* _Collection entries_

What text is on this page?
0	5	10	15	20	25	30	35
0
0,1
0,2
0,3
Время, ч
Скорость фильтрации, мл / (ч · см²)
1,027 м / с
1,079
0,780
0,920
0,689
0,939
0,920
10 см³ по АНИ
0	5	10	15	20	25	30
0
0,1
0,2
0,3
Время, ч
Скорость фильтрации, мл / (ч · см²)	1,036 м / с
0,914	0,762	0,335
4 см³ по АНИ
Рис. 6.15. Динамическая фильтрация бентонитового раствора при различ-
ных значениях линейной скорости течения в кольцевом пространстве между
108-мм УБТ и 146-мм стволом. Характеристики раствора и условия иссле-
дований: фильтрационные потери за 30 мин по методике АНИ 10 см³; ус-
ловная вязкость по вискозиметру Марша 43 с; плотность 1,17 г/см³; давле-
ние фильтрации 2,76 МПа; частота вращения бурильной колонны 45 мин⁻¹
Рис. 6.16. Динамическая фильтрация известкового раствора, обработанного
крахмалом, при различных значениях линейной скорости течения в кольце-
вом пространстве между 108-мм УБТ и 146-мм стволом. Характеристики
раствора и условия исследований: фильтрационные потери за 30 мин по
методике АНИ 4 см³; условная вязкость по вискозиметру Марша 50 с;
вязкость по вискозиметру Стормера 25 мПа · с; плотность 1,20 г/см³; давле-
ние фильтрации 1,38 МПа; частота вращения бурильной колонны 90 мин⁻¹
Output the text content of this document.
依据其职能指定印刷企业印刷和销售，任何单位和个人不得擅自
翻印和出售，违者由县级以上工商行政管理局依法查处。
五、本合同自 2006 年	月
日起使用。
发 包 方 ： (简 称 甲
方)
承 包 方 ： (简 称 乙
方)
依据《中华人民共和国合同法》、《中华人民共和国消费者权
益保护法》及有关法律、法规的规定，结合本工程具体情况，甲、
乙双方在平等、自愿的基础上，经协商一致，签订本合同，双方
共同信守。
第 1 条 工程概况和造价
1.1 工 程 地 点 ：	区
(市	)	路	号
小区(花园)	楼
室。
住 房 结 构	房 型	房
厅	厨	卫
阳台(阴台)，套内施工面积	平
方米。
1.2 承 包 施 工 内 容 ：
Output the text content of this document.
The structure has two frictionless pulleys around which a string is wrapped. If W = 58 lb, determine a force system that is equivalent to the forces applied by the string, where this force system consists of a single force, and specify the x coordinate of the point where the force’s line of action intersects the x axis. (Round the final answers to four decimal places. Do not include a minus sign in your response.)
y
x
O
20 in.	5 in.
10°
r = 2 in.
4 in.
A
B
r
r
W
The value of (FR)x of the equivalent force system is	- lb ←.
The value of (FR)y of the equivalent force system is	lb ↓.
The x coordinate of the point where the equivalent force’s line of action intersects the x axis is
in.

* _Exercise task_
Find the lines containing "intersects" and list every one of them.

* _Task result_
The structure has two frictionless pulleys around which a string is wrapped. If W = 58 lb, determine a force system that is equivalent to the forces applied by the string, where this force system consists of a single force, and specify the x coordinate of the point where the force’s line of action intersects the x axis. (Round the final answers to four decimal places. Do not include a minus sign in your response.)
The x coordinate of the point where the equivalent force’s line of action intersects the x axis is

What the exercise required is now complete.